Count how many lines of the material below have the word "现场检查" and give only the number.

[start Material to process]

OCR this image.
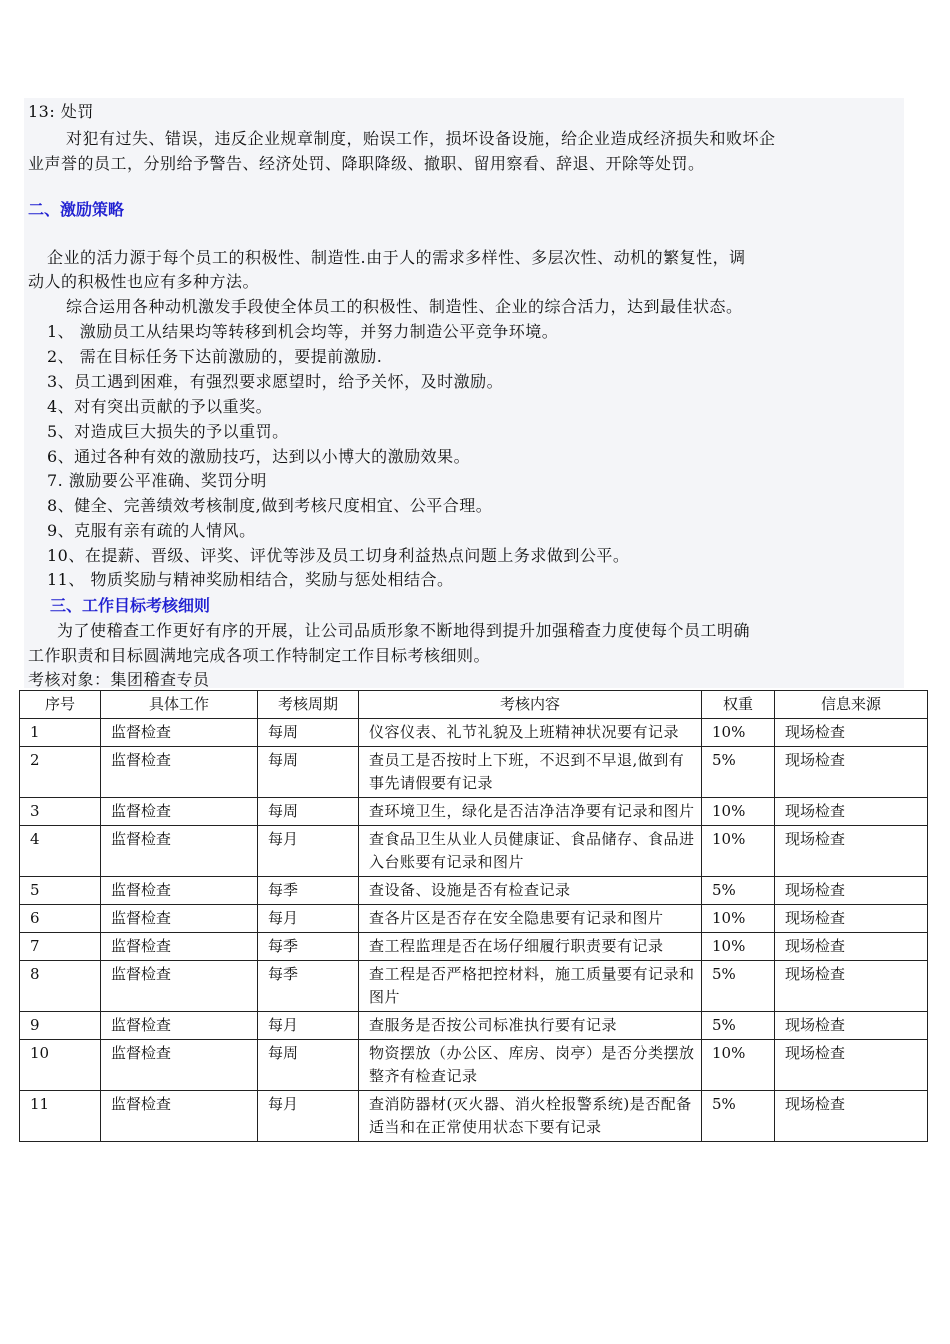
13: 处罚
对犯有过失、错误，违反企业规章制度，贻误工作，损坏设备设施，给企业造成经济损失和败坏企
业声誉的员工，分别给予警告、经济处罚、降职降级、撤职、留用察看、辞退、开除等处罚。
二、激励策略
企业的活力源于每个员工的积极性、制造性.由于人的需求多样性、多层次性、动机的繁复性，调
动人的积极性也应有多种方法。
综合运用各种动机激发手段使全体员工的积极性、制造性、企业的综合活力，达到最佳状态。
1、 激励员工从结果均等转移到机会均等，并努力制造公平竞争环境。
2、 需在目标任务下达前激励的，要提前激励.
3、员工遇到困难，有强烈要求愿望时，给予关怀，及时激励。
4、对有突出贡献的予以重奖。
5、对造成巨大损失的予以重罚。
6、通过各种有效的激励技巧，达到以小博大的激励效果。
7. 激励要公平准确、奖罚分明
8、健全、完善绩效考核制度,做到考核尺度相宜、公平合理。
9、克服有亲有疏的人情风。
10、在提薪、晋级、评奖、评优等涉及员工切身利益热点问题上务求做到公平。
11、 物质奖励与精神奖励相结合，奖励与惩处相结合。
三、工作目标考核细则
为了使稽查工作更好有序的开展，让公司品质形象不断地得到提升加强稽查力度使每个员工明确
工作职责和目标圆满地完成各项工作特制定工作目标考核细则。
考核对象：集团稽查专员
序号	具体工作	考核周期	考核内容	权重	信息来源
1	监督检查	每周	仪容仪表、礼节礼貌及上班精神状况要有记录	10%	现场检查
2	监督检查	每周	查员工是否按时上下班，不迟到不早退,做到有事先请假要有记录	5%	现场检查
3	监督检查	每周	查环境卫生，绿化是否洁净洁净要有记录和图片	10%	现场检查
4	监督检查	每月	查食品卫生从业人员健康证、食品储存、食品进入台账要有记录和图片	10%	现场检查
5	监督检查	每季	查设备、设施是否有检查记录	5%	现场检查
6	监督检查	每月	查各片区是否存在安全隐患要有记录和图片	10%	现场检查
7	监督检查	每季	查工程监理是否在场仔细履行职责要有记录	10%	现场检查
8	监督检查	每季	查工程是否严格把控材料，施工质量要有记录和图片	5%	现场检查
9	监督检查	每月	查服务是否按公司标准执行要有记录	5%	现场检查
10	监督检查	每周	物资摆放（办公区、库房、岗亭）是否分类摆放整齐有检查记录	10%	现场检查
11	监督检查	每月	查消防器材(灭火器、消火栓报警系统)是否配备适当和在正常使用状态下要有记录	5%	现场检查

[end Material to process]

● The output
11